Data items

——

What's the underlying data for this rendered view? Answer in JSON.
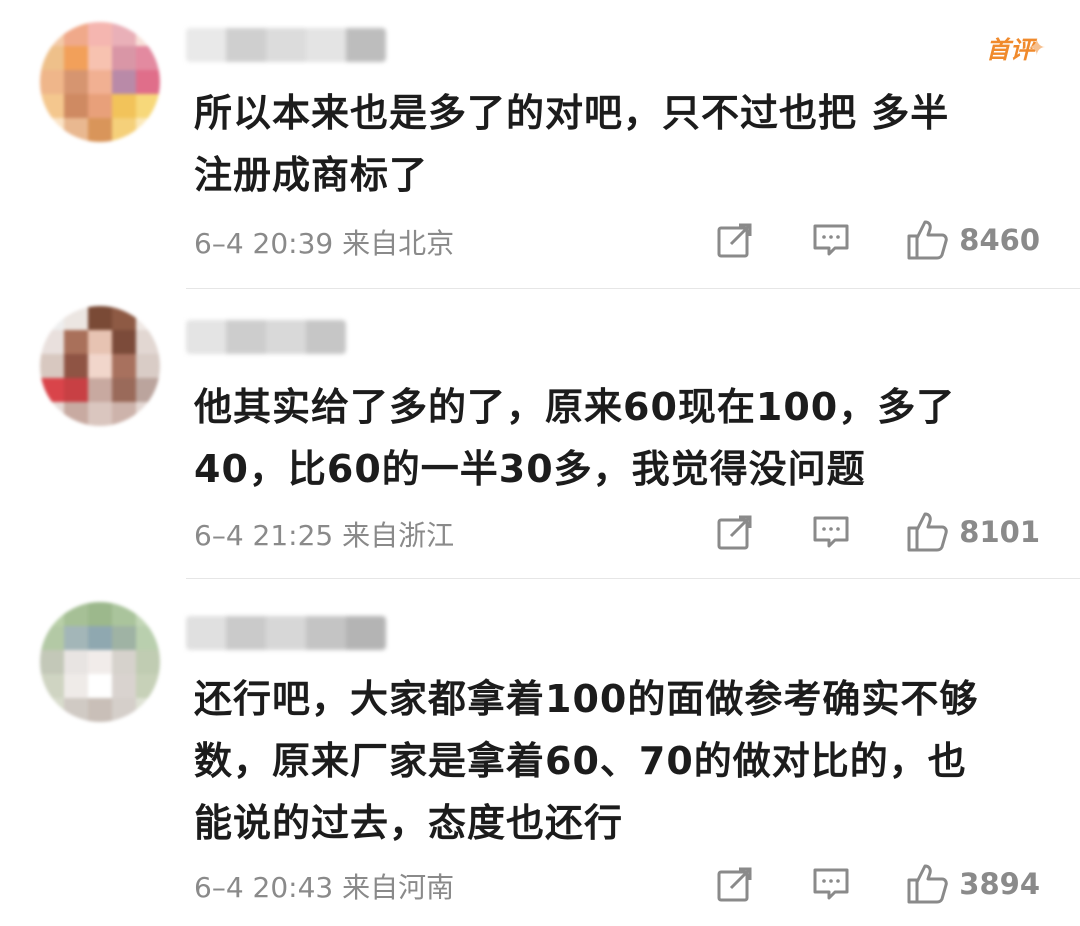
{
  "comments": [
    {
      "badge": "首评",
      "text_lines": [
        "所以本来也是多了的对吧，只不过也把 多半",
        "注册成商标了"
      ],
      "time": "6–4 20:39",
      "location": "来自北京",
      "likes": "8460"
    },
    {
      "text_lines": [
        "他其实给了多的了，原来60现在100，多了",
        "40，比60的一半30多，我觉得没问题"
      ],
      "time": "6–4 21:25",
      "location": "来自浙江",
      "likes": "8101"
    },
    {
      "text_lines": [
        "还行吧，大家都拿着100的面做参考确实不够",
        "数，原来厂家是拿着60、70的做对比的，也",
        "能说的过去，态度也还行"
      ],
      "time": "6–4 20:43",
      "location": "来自河南",
      "likes": "3894"
    }
  ],
  "icons": {
    "share": "share-icon",
    "comment": "comment-icon",
    "like": "thumbs-up-icon"
  },
  "colors": {
    "badge": "#f08a2c",
    "meta": "#8a8a8a",
    "text": "#1c1c1c"
  }
}
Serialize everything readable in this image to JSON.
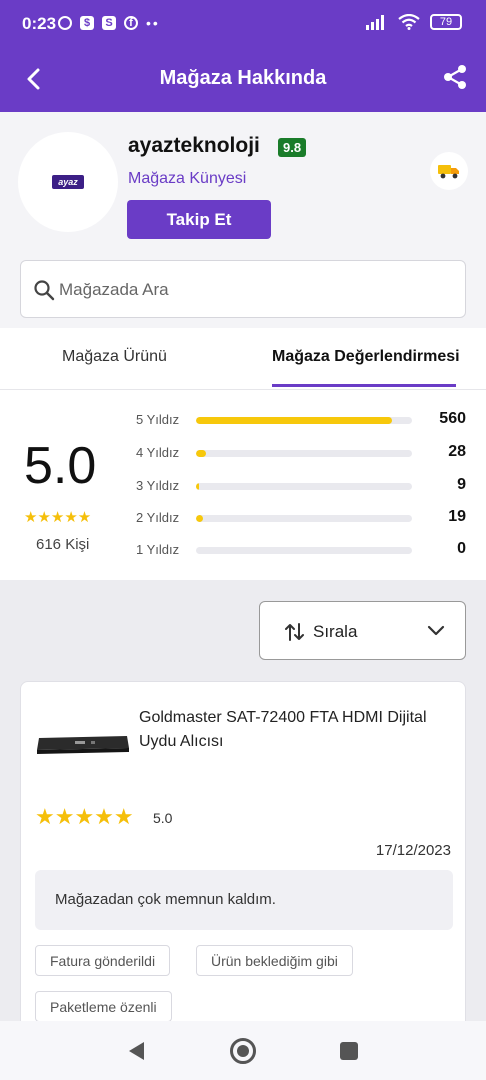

——

## Directions
Among the records above, how many lines carry the string "time"? Reply with the number alone.

## Task response
3